◆ **Recorded information**
◆ ◆ ◆ ◆ ◆
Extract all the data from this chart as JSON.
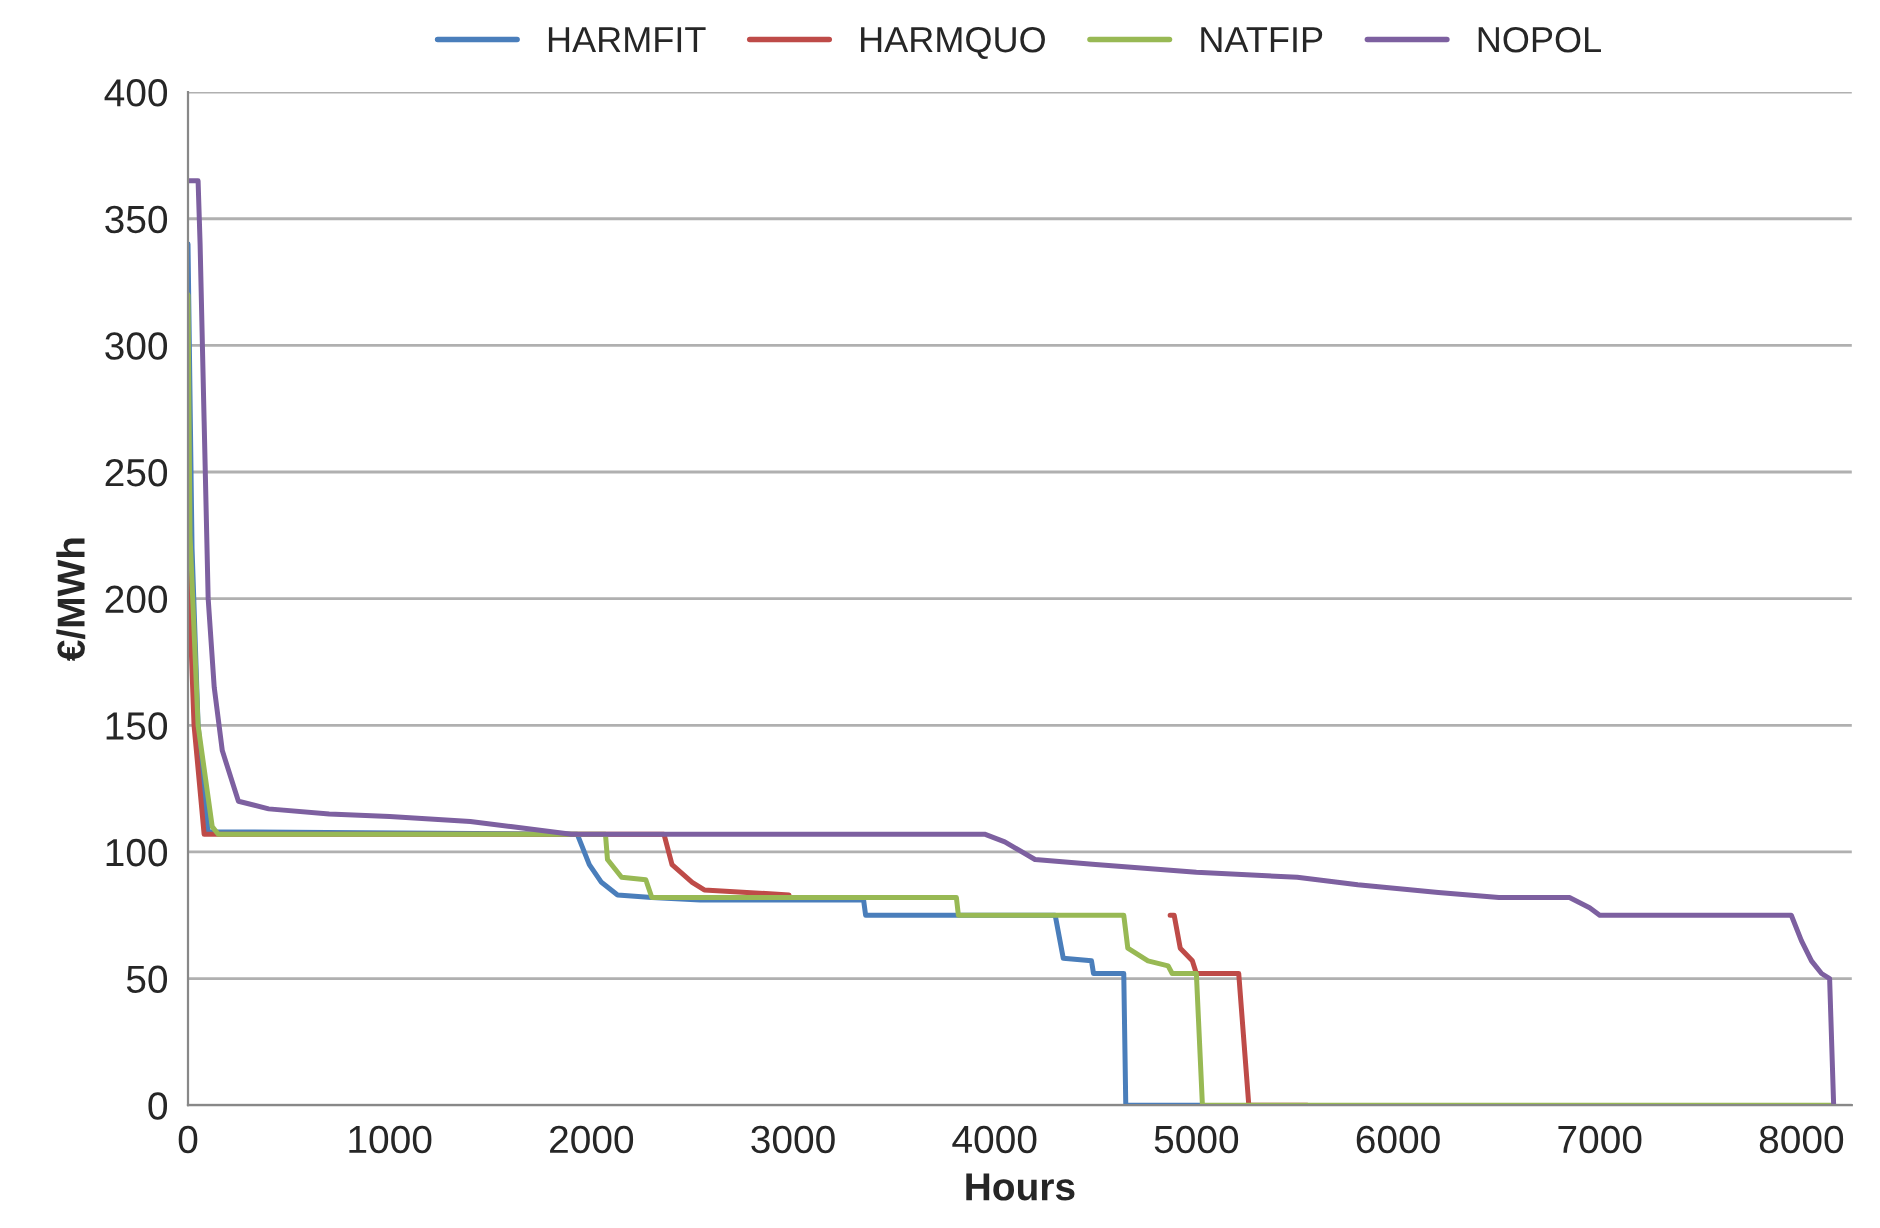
{
  "chart_data": {
    "type": "line",
    "xlabel": "Hours",
    "ylabel": "€/MWh",
    "xlim": [
      0,
      8250
    ],
    "xticks": [
      0,
      1000,
      2000,
      3000,
      4000,
      5000,
      6000,
      7000,
      8000
    ],
    "ylim": [
      0,
      400
    ],
    "yticks": [
      0,
      50,
      100,
      150,
      200,
      250,
      300,
      350,
      400
    ],
    "grid": "y",
    "legend": "top",
    "marker": "none",
    "line_style": "solid",
    "series": [
      {
        "name": "HARMFIT",
        "color": "#4a7ebb",
        "x": [
          0,
          20,
          50,
          100,
          1930,
          1990,
          2050,
          2130,
          2300,
          2540,
          3350,
          3360,
          3810,
          3820,
          4300,
          4340,
          4480,
          4490,
          4640,
          4650,
          5030
        ],
        "values": [
          340,
          220,
          150,
          108,
          107,
          95,
          88,
          83,
          82,
          81,
          81,
          75,
          75,
          75,
          75,
          58,
          57,
          52,
          52,
          0,
          0
        ]
      },
      {
        "name": "HARMQUO",
        "color": "#be4b48",
        "x": [
          0,
          30,
          80,
          2360,
          2400,
          2500,
          2560,
          2980,
          3000,
          4870,
          4890,
          4920,
          4980,
          5000,
          5210,
          5260,
          5550
        ],
        "values": [
          215,
          150,
          107,
          107,
          95,
          88,
          85,
          83,
          null,
          75,
          75,
          62,
          57,
          52,
          52,
          0,
          0
        ]
      },
      {
        "name": "NATFIP",
        "color": "#98b954",
        "x": [
          0,
          10,
          50,
          120,
          150,
          2070,
          2080,
          2150,
          2270,
          2300,
          3810,
          3820,
          4640,
          4660,
          4760,
          4860,
          4880,
          5000,
          5030,
          8150
        ],
        "values": [
          320,
          225,
          150,
          110,
          107,
          107,
          97,
          90,
          89,
          82,
          82,
          75,
          75,
          62,
          57,
          55,
          52,
          52,
          0,
          0
        ]
      },
      {
        "name": "NOPOL",
        "color": "#7d60a0",
        "x": [
          0,
          50,
          60,
          80,
          100,
          130,
          170,
          250,
          400,
          700,
          1000,
          1400,
          1600,
          1900,
          3950,
          4050,
          4200,
          4500,
          5000,
          5500,
          5800,
          6200,
          6500,
          6850,
          6950,
          7000,
          7950,
          8000,
          8050,
          8100,
          8140,
          8160
        ],
        "values": [
          365,
          365,
          340,
          270,
          200,
          165,
          140,
          120,
          117,
          115,
          114,
          112,
          110,
          107,
          107,
          104,
          97,
          95,
          92,
          90,
          87,
          84,
          82,
          82,
          78,
          75,
          75,
          65,
          57,
          52,
          50,
          0
        ]
      }
    ]
  }
}
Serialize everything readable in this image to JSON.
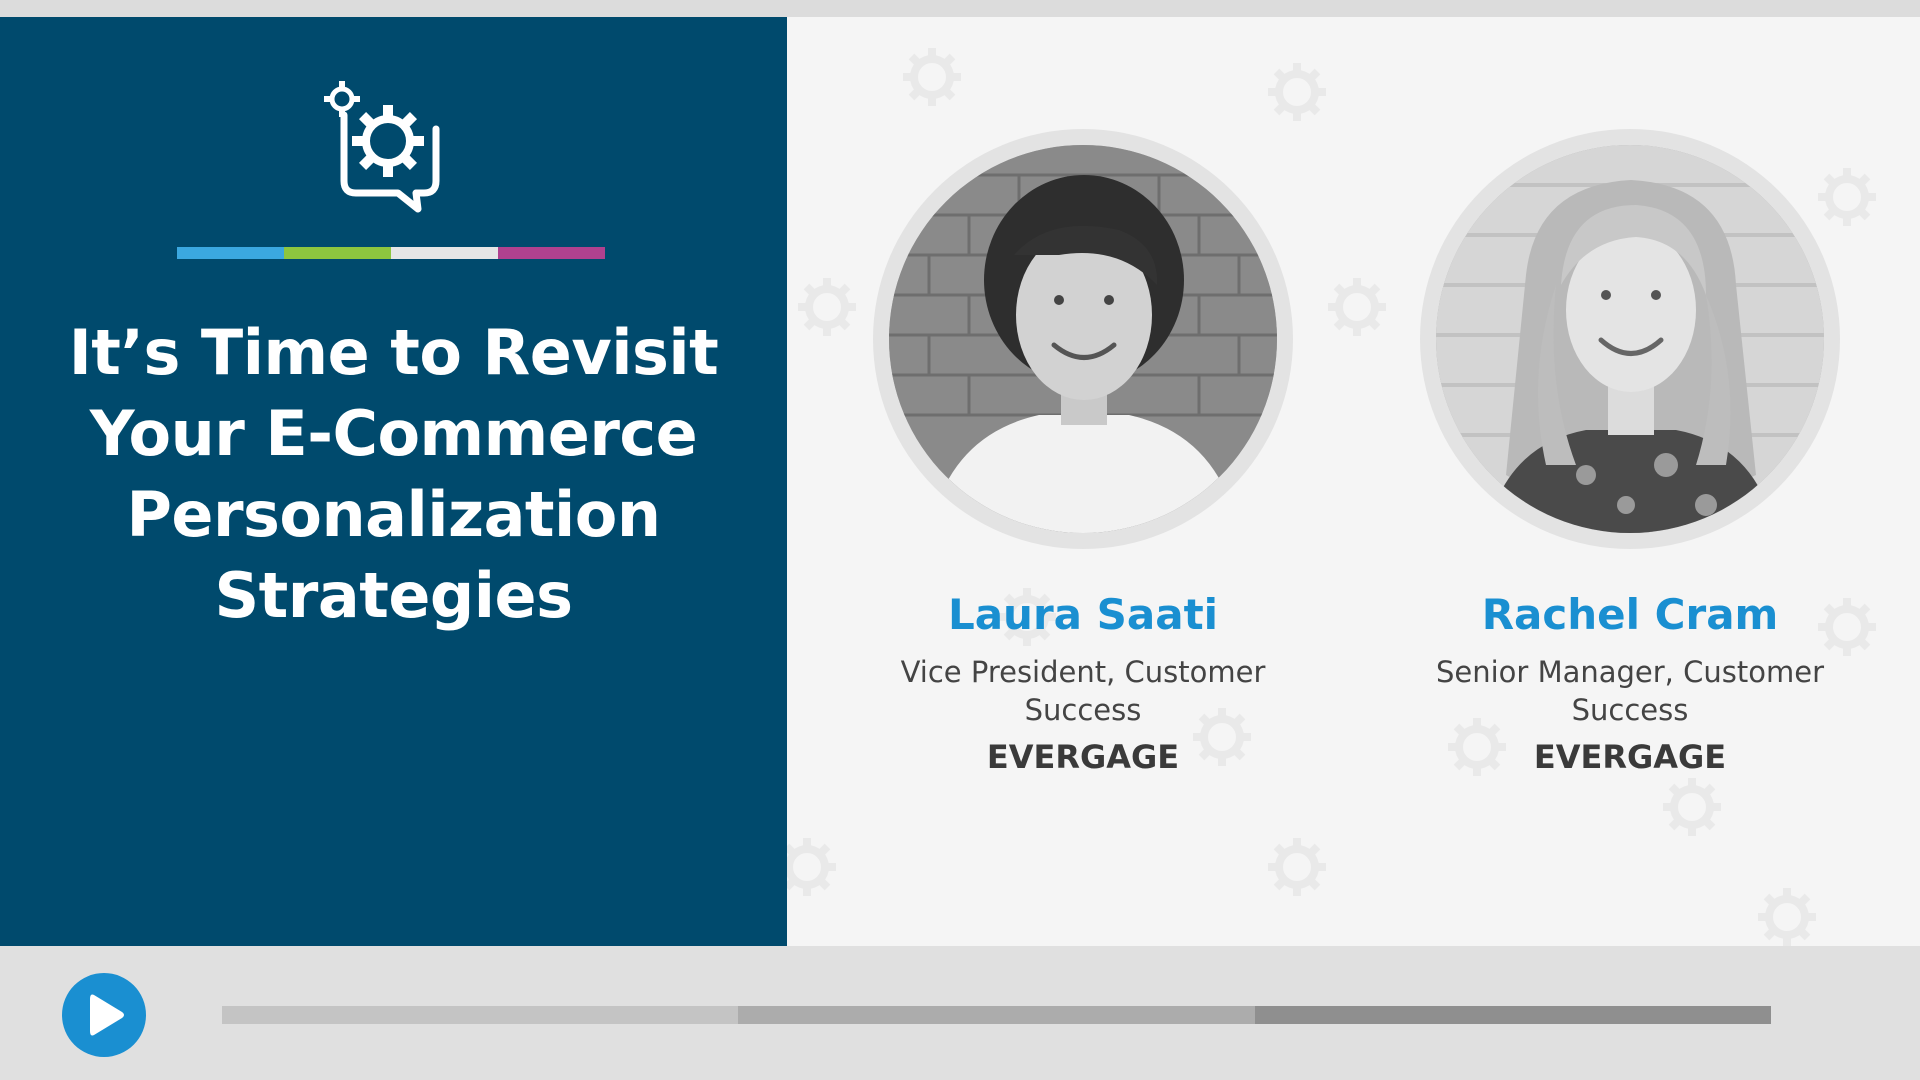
{
  "slide": {
    "title_lines": [
      "It’s Time to Revisit",
      "Your E-Commerce",
      "Personalization",
      "Strategies"
    ],
    "logo_icon": "gear-chat-bubble-icon",
    "stripe_colors": [
      "#3ba8e0",
      "#8dc63f",
      "#e6e6e6",
      "#b0418f"
    ],
    "panel_color": "#004a6d",
    "speakers": [
      {
        "name": "Laura Saati",
        "role": "Vice President, Customer Success",
        "company": "EVERGAGE"
      },
      {
        "name": "Rachel Cram",
        "role": "Senior Manager, Customer Success",
        "company": "EVERGAGE"
      }
    ],
    "accent_color": "#1a8fd1"
  },
  "player": {
    "play_icon": "play-icon",
    "progress_segments": [
      "#c4c4c4",
      "#acacac",
      "#8f8f8f"
    ]
  }
}
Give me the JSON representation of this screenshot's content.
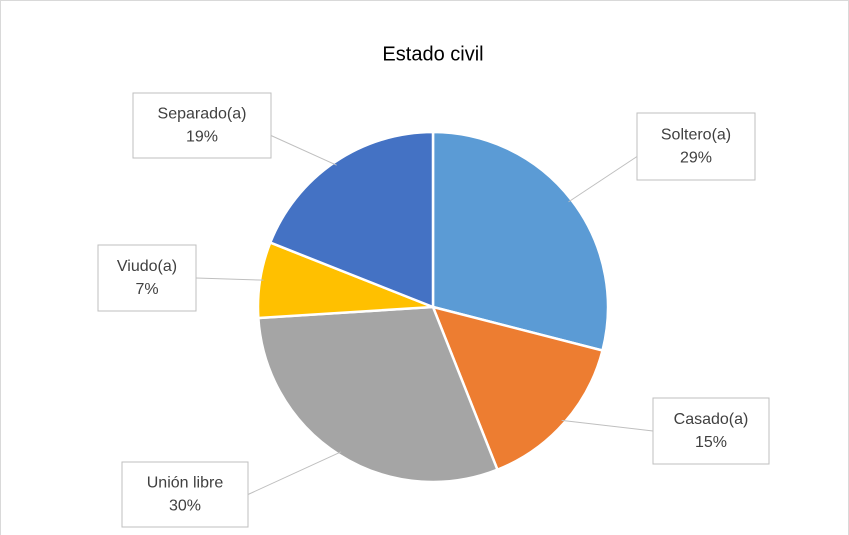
{
  "chart_data": {
    "type": "pie",
    "title": "Estado civil",
    "categories": [
      "Soltero(a)",
      "Casado(a)",
      "Unión libre",
      "Viudo(a)",
      "Separado(a)"
    ],
    "values": [
      29,
      15,
      30,
      7,
      19
    ],
    "value_labels": [
      "29%",
      "15%",
      "30%",
      "7%",
      "19%"
    ],
    "colors": [
      "#5b9bd5",
      "#ed7d31",
      "#a5a5a5",
      "#ffc000",
      "#4472c4"
    ]
  }
}
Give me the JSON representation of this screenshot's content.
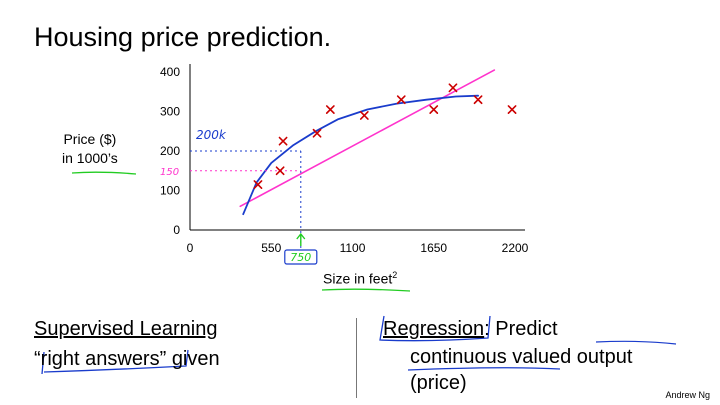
{
  "slide": {
    "title": "Housing price prediction.",
    "author": "Andrew Ng"
  },
  "chart_data": {
    "type": "scatter",
    "ylabel_line1": "Price ($)",
    "ylabel_line2": "in 1000’s",
    "xlabel_text": "Size in feet",
    "xlabel_sup": "2",
    "x_ticks": [
      "0",
      "550",
      "1100",
      "1650",
      "2200"
    ],
    "y_ticks": [
      "0",
      "100",
      "200",
      "300",
      "400"
    ],
    "xlim": [
      0,
      2200
    ],
    "ylim": [
      0,
      400
    ],
    "points": [
      {
        "x": 460,
        "y": 115
      },
      {
        "x": 610,
        "y": 150
      },
      {
        "x": 630,
        "y": 225
      },
      {
        "x": 860,
        "y": 245
      },
      {
        "x": 950,
        "y": 305
      },
      {
        "x": 1180,
        "y": 290
      },
      {
        "x": 1430,
        "y": 330
      },
      {
        "x": 1650,
        "y": 305
      },
      {
        "x": 1780,
        "y": 360
      },
      {
        "x": 1950,
        "y": 330
      },
      {
        "x": 2180,
        "y": 305
      }
    ],
    "linear_fit": [
      [
        340,
        60
      ],
      [
        2060,
        405
      ]
    ],
    "quadratic_fit": [
      [
        360,
        40
      ],
      [
        450,
        120
      ],
      [
        550,
        170
      ],
      [
        700,
        215
      ],
      [
        850,
        250
      ],
      [
        1000,
        280
      ],
      [
        1200,
        305
      ],
      [
        1400,
        320
      ],
      [
        1600,
        330
      ],
      [
        1800,
        338
      ],
      [
        1950,
        340
      ]
    ],
    "annotations": {
      "query_x": 750,
      "query_label": "750",
      "pred_high": 200,
      "pred_high_label": "200k",
      "pred_low": 150,
      "pred_low_label": "150"
    },
    "colors": {
      "points": "#cc0000",
      "linear_fit": "#ff33cc",
      "quadratic_fit": "#1a3ccc",
      "query": "#22cc22",
      "pen_blue": "#1a3ccc"
    }
  },
  "bottom": {
    "left_line1": "Supervised Learning",
    "left_line2": "“right answers” given",
    "right_line1_key": "Regression",
    "right_line1_rest": ": Predict",
    "right_line2": "continuous valued output",
    "right_line3": "(price)"
  }
}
◆ ◆ ◆ ◆ ◆
◆ **Exercise task**
Transcribe the material exactly, and leave out whatever pictures it holds.

◆ **Solution to the exercise**
Extract all the data from this chart as JSON.
{
  "chart_data": {
    "type": "line",
    "xlabel": "Hours",
    "ylabel": "€/MWh",
    "xlim": [
      0,
      8250
    ],
    "xticks": [
      0,
      1000,
      2000,
      3000,
      4000,
      5000,
      6000,
      7000,
      8000
    ],
    "ylim": [
      0,
      400
    ],
    "yticks": [
      0,
      50,
      100,
      150,
      200,
      250,
      300,
      350,
      400
    ],
    "grid": "y",
    "legend": "top",
    "marker": "none",
    "line_style": "solid",
    "series": [
      {
        "name": "HARMFIT",
        "color": "#4a7ebb",
        "x": [
          0,
          20,
          50,
          100,
          1930,
          1990,
          2050,
          2130,
          2300,
          2540,
          3350,
          3360,
          3810,
          3820,
          4300,
          4340,
          4480,
          4490,
          4640,
          4650,
          5030
        ],
        "values": [
          340,
          220,
          150,
          108,
          107,
          95,
          88,
          83,
          82,
          81,
          81,
          75,
          75,
          75,
          75,
          58,
          57,
          52,
          52,
          0,
          0
        ]
      },
      {
        "name": "HARMQUO",
        "color": "#be4b48",
        "x": [
          0,
          30,
          80,
          2360,
          2400,
          2500,
          2560,
          2980,
          3000,
          4870,
          4890,
          4920,
          4980,
          5000,
          5210,
          5260,
          5550
        ],
        "values": [
          215,
          150,
          107,
          107,
          95,
          88,
          85,
          83,
          null,
          75,
          75,
          62,
          57,
          52,
          52,
          0,
          0
        ]
      },
      {
        "name": "NATFIP",
        "color": "#98b954",
        "x": [
          0,
          10,
          50,
          120,
          150,
          2070,
          2080,
          2150,
          2270,
          2300,
          3810,
          3820,
          4640,
          4660,
          4760,
          4860,
          4880,
          5000,
          5030,
          8150
        ],
        "values": [
          320,
          225,
          150,
          110,
          107,
          107,
          97,
          90,
          89,
          82,
          82,
          75,
          75,
          62,
          57,
          55,
          52,
          52,
          0,
          0
        ]
      },
      {
        "name": "NOPOL",
        "color": "#7d60a0",
        "x": [
          0,
          50,
          60,
          80,
          100,
          130,
          170,
          250,
          400,
          700,
          1000,
          1400,
          1600,
          1900,
          3950,
          4050,
          4200,
          4500,
          5000,
          5500,
          5800,
          6200,
          6500,
          6850,
          6950,
          7000,
          7950,
          8000,
          8050,
          8100,
          8140,
          8160
        ],
        "values": [
          365,
          365,
          340,
          270,
          200,
          165,
          140,
          120,
          117,
          115,
          114,
          112,
          110,
          107,
          107,
          104,
          97,
          95,
          92,
          90,
          87,
          84,
          82,
          82,
          78,
          75,
          75,
          65,
          57,
          52,
          50,
          0
        ]
      }
    ]
  }
}
Serialize everything readable in this image to JSON.
{
  "slide": {
    "title_lines": [
      "It’s Time to Revisit",
      "Your E-Commerce",
      "Personalization",
      "Strategies"
    ],
    "logo_icon": "gear-chat-bubble-icon",
    "stripe_colors": [
      "#3ba8e0",
      "#8dc63f",
      "#e6e6e6",
      "#b0418f"
    ],
    "panel_color": "#004a6d",
    "speakers": [
      {
        "name": "Laura Saati",
        "role": "Vice President, Customer Success",
        "company": "EVERGAGE"
      },
      {
        "name": "Rachel Cram",
        "role": "Senior Manager, Customer Success",
        "company": "EVERGAGE"
      }
    ],
    "accent_color": "#1a8fd1"
  },
  "player": {
    "play_icon": "play-icon",
    "progress_segments": [
      "#c4c4c4",
      "#acacac",
      "#8f8f8f"
    ]
  }
}
Give me the JSON representation of this screenshot's content.
{
  "chart_data": {
    "type": "pie",
    "title": "Estado civil",
    "categories": [
      "Soltero(a)",
      "Casado(a)",
      "Unión libre",
      "Viudo(a)",
      "Separado(a)"
    ],
    "values": [
      29,
      15,
      30,
      7,
      19
    ],
    "value_labels": [
      "29%",
      "15%",
      "30%",
      "7%",
      "19%"
    ],
    "colors": [
      "#5b9bd5",
      "#ed7d31",
      "#a5a5a5",
      "#ffc000",
      "#4472c4"
    ]
  }
}
Give me the JSON representation of this screenshot's content.
{
  "slide": {
    "title": "Housing price prediction.",
    "author": "Andrew Ng"
  },
  "chart_data": {
    "type": "scatter",
    "ylabel_line1": "Price ($)",
    "ylabel_line2": "in 1000’s",
    "xlabel_text": "Size in feet",
    "xlabel_sup": "2",
    "x_ticks": [
      "0",
      "550",
      "1100",
      "1650",
      "2200"
    ],
    "y_ticks": [
      "0",
      "100",
      "200",
      "300",
      "400"
    ],
    "xlim": [
      0,
      2200
    ],
    "ylim": [
      0,
      400
    ],
    "points": [
      {
        "x": 460,
        "y": 115
      },
      {
        "x": 610,
        "y": 150
      },
      {
        "x": 630,
        "y": 225
      },
      {
        "x": 860,
        "y": 245
      },
      {
        "x": 950,
        "y": 305
      },
      {
        "x": 1180,
        "y": 290
      },
      {
        "x": 1430,
        "y": 330
      },
      {
        "x": 1650,
        "y": 305
      },
      {
        "x": 1780,
        "y": 360
      },
      {
        "x": 1950,
        "y": 330
      },
      {
        "x": 2180,
        "y": 305
      }
    ],
    "linear_fit": [
      [
        340,
        60
      ],
      [
        2060,
        405
      ]
    ],
    "quadratic_fit": [
      [
        360,
        40
      ],
      [
        450,
        120
      ],
      [
        550,
        170
      ],
      [
        700,
        215
      ],
      [
        850,
        250
      ],
      [
        1000,
        280
      ],
      [
        1200,
        305
      ],
      [
        1400,
        320
      ],
      [
        1600,
        330
      ],
      [
        1800,
        338
      ],
      [
        1950,
        340
      ]
    ],
    "annotations": {
      "query_x": 750,
      "query_label": "750",
      "pred_high": 200,
      "pred_high_label": "200k",
      "pred_low": 150,
      "pred_low_label": "150"
    },
    "colors": {
      "points": "#cc0000",
      "linear_fit": "#ff33cc",
      "quadratic_fit": "#1a3ccc",
      "query": "#22cc22",
      "pen_blue": "#1a3ccc"
    }
  },
  "bottom": {
    "left_line1": "Supervised Learning",
    "left_line2": "“right answers” given",
    "right_line1_key": "Regression",
    "right_line1_rest": ": Predict",
    "right_line2": "continuous valued output",
    "right_line3": "(price)"
  }
}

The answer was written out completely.